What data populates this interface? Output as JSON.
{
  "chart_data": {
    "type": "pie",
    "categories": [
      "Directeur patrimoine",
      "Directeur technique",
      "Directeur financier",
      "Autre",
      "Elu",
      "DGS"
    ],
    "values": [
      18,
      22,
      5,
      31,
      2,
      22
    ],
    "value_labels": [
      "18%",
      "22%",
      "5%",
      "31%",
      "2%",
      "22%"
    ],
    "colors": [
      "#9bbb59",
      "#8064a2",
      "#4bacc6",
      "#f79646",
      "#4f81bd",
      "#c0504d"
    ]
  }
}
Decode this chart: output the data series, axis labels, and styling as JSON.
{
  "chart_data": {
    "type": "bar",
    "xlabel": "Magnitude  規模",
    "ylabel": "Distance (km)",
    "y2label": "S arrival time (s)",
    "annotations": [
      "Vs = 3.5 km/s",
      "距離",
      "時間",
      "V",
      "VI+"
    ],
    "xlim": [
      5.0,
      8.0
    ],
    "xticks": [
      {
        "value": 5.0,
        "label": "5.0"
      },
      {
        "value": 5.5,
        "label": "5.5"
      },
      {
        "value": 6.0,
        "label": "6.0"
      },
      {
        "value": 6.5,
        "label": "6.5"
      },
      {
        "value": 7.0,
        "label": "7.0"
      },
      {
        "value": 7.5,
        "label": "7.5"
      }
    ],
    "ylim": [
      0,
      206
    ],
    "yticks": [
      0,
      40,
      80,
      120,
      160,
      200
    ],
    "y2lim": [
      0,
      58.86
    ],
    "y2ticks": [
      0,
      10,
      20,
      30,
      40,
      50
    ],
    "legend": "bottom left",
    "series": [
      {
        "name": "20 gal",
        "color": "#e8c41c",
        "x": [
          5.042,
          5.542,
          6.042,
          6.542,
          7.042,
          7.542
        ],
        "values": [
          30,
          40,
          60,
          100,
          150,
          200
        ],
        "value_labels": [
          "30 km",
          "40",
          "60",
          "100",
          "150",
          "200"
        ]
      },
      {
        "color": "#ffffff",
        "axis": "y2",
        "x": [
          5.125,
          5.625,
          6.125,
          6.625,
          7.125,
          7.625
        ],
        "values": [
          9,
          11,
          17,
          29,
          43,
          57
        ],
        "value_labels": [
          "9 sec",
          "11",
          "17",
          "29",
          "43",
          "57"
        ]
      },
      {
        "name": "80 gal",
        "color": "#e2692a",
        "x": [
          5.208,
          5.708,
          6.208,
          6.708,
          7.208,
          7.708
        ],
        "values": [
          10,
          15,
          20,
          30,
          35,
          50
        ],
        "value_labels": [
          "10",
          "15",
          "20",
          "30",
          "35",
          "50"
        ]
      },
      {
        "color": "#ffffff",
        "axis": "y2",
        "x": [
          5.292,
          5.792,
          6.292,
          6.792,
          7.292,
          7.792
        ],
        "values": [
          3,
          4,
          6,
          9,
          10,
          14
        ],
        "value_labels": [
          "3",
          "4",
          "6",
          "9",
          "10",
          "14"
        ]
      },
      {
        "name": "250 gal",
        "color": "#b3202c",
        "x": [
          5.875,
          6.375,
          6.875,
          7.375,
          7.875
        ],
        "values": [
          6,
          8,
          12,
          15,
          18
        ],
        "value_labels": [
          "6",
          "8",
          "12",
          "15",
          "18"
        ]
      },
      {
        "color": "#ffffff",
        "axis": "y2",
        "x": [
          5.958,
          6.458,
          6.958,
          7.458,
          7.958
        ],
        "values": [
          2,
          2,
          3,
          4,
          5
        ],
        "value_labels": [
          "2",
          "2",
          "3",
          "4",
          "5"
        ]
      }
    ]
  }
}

> **Exercise instructions**: Retype the entries one by one, exactly.

> **Result of this exercise**:
What data populates this interface? Output as JSON.
{
  "chart_data": {
    "type": "pie",
    "categories": [
      "Directeur patrimoine",
      "Directeur technique",
      "Directeur financier",
      "Autre",
      "Elu",
      "DGS"
    ],
    "values": [
      18,
      22,
      5,
      31,
      2,
      22
    ],
    "value_labels": [
      "18%",
      "22%",
      "5%",
      "31%",
      "2%",
      "22%"
    ],
    "colors": [
      "#9bbb59",
      "#8064a2",
      "#4bacc6",
      "#f79646",
      "#4f81bd",
      "#c0504d"
    ]
  }
}
Decode this chart: output the data series, axis labels, and styling as JSON.
{
  "chart_data": {
    "type": "bar",
    "xlabel": "Magnitude  規模",
    "ylabel": "Distance (km)",
    "y2label": "S arrival time (s)",
    "annotations": [
      "Vs = 3.5 km/s",
      "距離",
      "時間",
      "V",
      "VI+"
    ],
    "xlim": [
      5.0,
      8.0
    ],
    "xticks": [
      {
        "value": 5.0,
        "label": "5.0"
      },
      {
        "value": 5.5,
        "label": "5.5"
      },
      {
        "value": 6.0,
        "label": "6.0"
      },
      {
        "value": 6.5,
        "label": "6.5"
      },
      {
        "value": 7.0,
        "label": "7.0"
      },
      {
        "value": 7.5,
        "label": "7.5"
      }
    ],
    "ylim": [
      0,
      206
    ],
    "yticks": [
      0,
      40,
      80,
      120,
      160,
      200
    ],
    "y2lim": [
      0,
      58.86
    ],
    "y2ticks": [
      0,
      10,
      20,
      30,
      40,
      50
    ],
    "legend": "bottom left",
    "series": [
      {
        "name": "20 gal",
        "color": "#e8c41c",
        "x": [
          5.042,
          5.542,
          6.042,
          6.542,
          7.042,
          7.542
        ],
        "values": [
          30,
          40,
          60,
          100,
          150,
          200
        ],
        "value_labels": [
          "30 km",
          "40",
          "60",
          "100",
          "150",
          "200"
        ]
      },
      {
        "color": "#ffffff",
        "axis": "y2",
        "x": [
          5.125,
          5.625,
          6.125,
          6.625,
          7.125,
          7.625
        ],
        "values": [
          9,
          11,
          17,
          29,
          43,
          57
        ],
        "value_labels": [
          "9 sec",
          "11",
          "17",
          "29",
          "43",
          "57"
        ]
      },
      {
        "name": "80 gal",
        "color": "#e2692a",
        "x": [
          5.208,
          5.708,
          6.208,
          6.708,
          7.208,
          7.708
        ],
        "values": [
          10,
          15,
          20,
          30,
          35,
          50
        ],
        "value_labels": [
          "10",
          "15",
          "20",
          "30",
          "35",
          "50"
        ]
      },
      {
        "color": "#ffffff",
        "axis": "y2",
        "x": [
          5.292,
          5.792,
          6.292,
          6.792,
          7.292,
          7.792
        ],
        "values": [
          3,
          4,
          6,
          9,
          10,
          14
        ],
        "value_labels": [
          "3",
          "4",
          "6",
          "9",
          "10",
          "14"
        ]
      },
      {
        "name": "250 gal",
        "color": "#b3202c",
        "x": [
          5.875,
          6.375,
          6.875,
          7.375,
          7.875
        ],
        "values": [
          6,
          8,
          12,
          15,
          18
        ],
        "value_labels": [
          "6",
          "8",
          "12",
          "15",
          "18"
        ]
      },
      {
        "color": "#ffffff",
        "axis": "y2",
        "x": [
          5.958,
          6.458,
          6.958,
          7.458,
          7.958
        ],
        "values": [
          2,
          2,
          3,
          4,
          5
        ],
        "value_labels": [
          "2",
          "2",
          "3",
          "4",
          "5"
        ]
      }
    ]
  }
}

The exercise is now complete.